• [Given instruction] Copy the records below exactly as they are written.

• [Material for the task]
● ● ●
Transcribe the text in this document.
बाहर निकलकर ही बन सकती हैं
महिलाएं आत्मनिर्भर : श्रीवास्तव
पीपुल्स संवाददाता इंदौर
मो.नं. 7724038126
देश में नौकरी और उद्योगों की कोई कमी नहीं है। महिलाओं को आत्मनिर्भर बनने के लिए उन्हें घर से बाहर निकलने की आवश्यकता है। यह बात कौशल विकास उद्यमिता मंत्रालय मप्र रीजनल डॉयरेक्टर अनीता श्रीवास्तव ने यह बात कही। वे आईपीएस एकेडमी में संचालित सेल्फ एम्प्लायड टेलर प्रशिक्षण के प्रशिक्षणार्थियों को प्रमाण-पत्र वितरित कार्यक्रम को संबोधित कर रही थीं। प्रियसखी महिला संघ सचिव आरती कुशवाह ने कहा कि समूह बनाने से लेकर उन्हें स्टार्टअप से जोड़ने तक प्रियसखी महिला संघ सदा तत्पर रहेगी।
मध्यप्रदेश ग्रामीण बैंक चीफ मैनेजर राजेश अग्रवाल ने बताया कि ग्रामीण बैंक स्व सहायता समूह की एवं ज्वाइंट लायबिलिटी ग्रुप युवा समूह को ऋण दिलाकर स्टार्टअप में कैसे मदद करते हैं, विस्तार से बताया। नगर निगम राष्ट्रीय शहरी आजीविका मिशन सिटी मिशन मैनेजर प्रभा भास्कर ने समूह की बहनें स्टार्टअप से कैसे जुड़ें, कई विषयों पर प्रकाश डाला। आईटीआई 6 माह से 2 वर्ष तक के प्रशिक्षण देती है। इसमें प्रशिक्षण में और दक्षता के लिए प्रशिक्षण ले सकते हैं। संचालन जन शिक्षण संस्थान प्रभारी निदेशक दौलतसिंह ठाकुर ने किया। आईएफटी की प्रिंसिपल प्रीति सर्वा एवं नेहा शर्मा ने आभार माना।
● ● ●
• [Answer for the task]
Transcribe the text in this document.
बाहर निकलकर ही बन सकती हैं
महिलाएं आत्मनिर्भर : श्रीवास्तव
पीपुल्स संवाददाता इंदौर
मो.नं. 7724038126
देश में नौकरी और उद्योगों की कोई कमी नहीं है। महिलाओं को आत्मनिर्भर बनने के लिए उन्हें घर से बाहर निकलने की आवश्यकता है। यह बात कौशल विकास उद्यमिता मंत्रालय मप्र रीजनल डॉयरेक्टर अनीता श्रीवास्तव ने यह बात कही। वे आईपीएस एकेडमी में संचालित सेल्फ एम्प्लायड टेलर प्रशिक्षण के प्रशिक्षणार्थियों को प्रमाण-पत्र वितरित कार्यक्रम को संबोधित कर रही थीं। प्रियसखी महिला संघ सचिव आरती कुशवाह ने कहा कि समूह बनाने से लेकर उन्हें स्टार्टअप से जोड़ने तक प्रियसखी महिला संघ सदा तत्पर रहेगी।
मध्यप्रदेश ग्रामीण बैंक चीफ मैनेजर राजेश अग्रवाल ने बताया कि ग्रामीण बैंक स्व सहायता समूह की एवं ज्वाइंट लायबिलिटी ग्रुप युवा समूह को ऋण दिलाकर स्टार्टअप में कैसे मदद करते हैं, विस्तार से बताया। नगर निगम राष्ट्रीय शहरी आजीविका मिशन सिटी मिशन मैनेजर प्रभा भास्कर ने समूह की बहनें स्टार्टअप से कैसे जुड़ें, कई विषयों पर प्रकाश डाला। आईटीआई 6 माह से 2 वर्ष तक के प्रशिक्षण देती है। इसमें प्रशिक्षण में और दक्षता के लिए प्रशिक्षण ले सकते हैं। संचालन जन शिक्षण संस्थान प्रभारी निदेशक दौलतसिंह ठाकुर ने किया। आईएफटी की प्रिंसिपल प्रीति सर्वा एवं नेहा शर्मा ने आभार माना।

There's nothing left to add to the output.